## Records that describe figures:
■ ■ ■ ■ ■

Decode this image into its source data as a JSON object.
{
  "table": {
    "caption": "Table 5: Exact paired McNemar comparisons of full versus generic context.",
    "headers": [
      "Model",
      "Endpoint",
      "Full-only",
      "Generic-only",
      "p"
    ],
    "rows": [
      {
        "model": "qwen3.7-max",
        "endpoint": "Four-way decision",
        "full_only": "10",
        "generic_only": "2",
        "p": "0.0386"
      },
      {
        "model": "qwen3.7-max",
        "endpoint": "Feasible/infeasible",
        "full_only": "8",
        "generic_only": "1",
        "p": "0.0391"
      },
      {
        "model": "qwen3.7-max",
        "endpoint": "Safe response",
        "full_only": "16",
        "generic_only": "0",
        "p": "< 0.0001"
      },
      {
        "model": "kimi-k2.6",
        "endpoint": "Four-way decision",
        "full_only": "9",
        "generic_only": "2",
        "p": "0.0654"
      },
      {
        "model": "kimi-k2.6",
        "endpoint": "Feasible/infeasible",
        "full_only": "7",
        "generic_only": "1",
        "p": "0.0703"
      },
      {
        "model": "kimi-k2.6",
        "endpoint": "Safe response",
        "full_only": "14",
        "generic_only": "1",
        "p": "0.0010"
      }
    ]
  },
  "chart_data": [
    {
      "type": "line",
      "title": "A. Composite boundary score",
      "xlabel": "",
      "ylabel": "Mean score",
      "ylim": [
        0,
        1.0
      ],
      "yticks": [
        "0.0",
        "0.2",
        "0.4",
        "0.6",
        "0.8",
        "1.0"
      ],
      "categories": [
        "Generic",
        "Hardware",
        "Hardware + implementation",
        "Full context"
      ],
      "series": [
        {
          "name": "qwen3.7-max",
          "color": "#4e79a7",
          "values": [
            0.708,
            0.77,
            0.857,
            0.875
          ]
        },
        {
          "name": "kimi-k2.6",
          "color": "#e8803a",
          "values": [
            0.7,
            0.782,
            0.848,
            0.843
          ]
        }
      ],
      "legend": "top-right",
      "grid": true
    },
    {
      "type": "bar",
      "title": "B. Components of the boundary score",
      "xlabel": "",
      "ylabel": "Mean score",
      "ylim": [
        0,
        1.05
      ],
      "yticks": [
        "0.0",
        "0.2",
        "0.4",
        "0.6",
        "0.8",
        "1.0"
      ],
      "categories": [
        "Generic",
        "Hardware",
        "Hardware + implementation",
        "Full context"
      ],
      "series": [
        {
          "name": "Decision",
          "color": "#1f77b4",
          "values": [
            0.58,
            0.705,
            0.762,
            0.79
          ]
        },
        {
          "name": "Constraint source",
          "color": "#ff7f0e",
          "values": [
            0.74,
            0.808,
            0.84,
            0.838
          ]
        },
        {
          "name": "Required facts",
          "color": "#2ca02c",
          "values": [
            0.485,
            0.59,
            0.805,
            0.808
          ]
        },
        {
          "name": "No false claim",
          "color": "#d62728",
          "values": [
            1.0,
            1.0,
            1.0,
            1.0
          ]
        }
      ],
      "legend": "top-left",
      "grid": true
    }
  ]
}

■ ■ ■ ■ ■

## WHAT TO PRODUCE:
Return each entry from the material above exactly as it appears.

## OUTPUT OF THE EXERCISE:
Decode this image into its source data as a JSON object.
{
  "table": {
    "caption": "Table 5: Exact paired McNemar comparisons of full versus generic context.",
    "headers": [
      "Model",
      "Endpoint",
      "Full-only",
      "Generic-only",
      "p"
    ],
    "rows": [
      {
        "model": "qwen3.7-max",
        "endpoint": "Four-way decision",
        "full_only": "10",
        "generic_only": "2",
        "p": "0.0386"
      },
      {
        "model": "qwen3.7-max",
        "endpoint": "Feasible/infeasible",
        "full_only": "8",
        "generic_only": "1",
        "p": "0.0391"
      },
      {
        "model": "qwen3.7-max",
        "endpoint": "Safe response",
        "full_only": "16",
        "generic_only": "0",
        "p": "< 0.0001"
      },
      {
        "model": "kimi-k2.6",
        "endpoint": "Four-way decision",
        "full_only": "9",
        "generic_only": "2",
        "p": "0.0654"
      },
      {
        "model": "kimi-k2.6",
        "endpoint": "Feasible/infeasible",
        "full_only": "7",
        "generic_only": "1",
        "p": "0.0703"
      },
      {
        "model": "kimi-k2.6",
        "endpoint": "Safe response",
        "full_only": "14",
        "generic_only": "1",
        "p": "0.0010"
      }
    ]
  },
  "chart_data": [
    {
      "type": "line",
      "title": "A. Composite boundary score",
      "xlabel": "",
      "ylabel": "Mean score",
      "ylim": [
        0,
        1.0
      ],
      "yticks": [
        "0.0",
        "0.2",
        "0.4",
        "0.6",
        "0.8",
        "1.0"
      ],
      "categories": [
        "Generic",
        "Hardware",
        "Hardware + implementation",
        "Full context"
      ],
      "series": [
        {
          "name": "qwen3.7-max",
          "color": "#4e79a7",
          "values": [
            0.708,
            0.77,
            0.857,
            0.875
          ]
        },
        {
          "name": "kimi-k2.6",
          "color": "#e8803a",
          "values": [
            0.7,
            0.782,
            0.848,
            0.843
          ]
        }
      ],
      "legend": "top-right",
      "grid": true
    },
    {
      "type": "bar",
      "title": "B. Components of the boundary score",
      "xlabel": "",
      "ylabel": "Mean score",
      "ylim": [
        0,
        1.05
      ],
      "yticks": [
        "0.0",
        "0.2",
        "0.4",
        "0.6",
        "0.8",
        "1.0"
      ],
      "categories": [
        "Generic",
        "Hardware",
        "Hardware + implementation",
        "Full context"
      ],
      "series": [
        {
          "name": "Decision",
          "color": "#1f77b4",
          "values": [
            0.58,
            0.705,
            0.762,
            0.79
          ]
        },
        {
          "name": "Constraint source",
          "color": "#ff7f0e",
          "values": [
            0.74,
            0.808,
            0.84,
            0.838
          ]
        },
        {
          "name": "Required facts",
          "color": "#2ca02c",
          "values": [
            0.485,
            0.59,
            0.805,
            0.808
          ]
        },
        {
          "name": "No false claim",
          "color": "#d62728",
          "values": [
            1.0,
            1.0,
            1.0,
            1.0
          ]
        }
      ],
      "legend": "top-left",
      "grid": true
    }
  ]
}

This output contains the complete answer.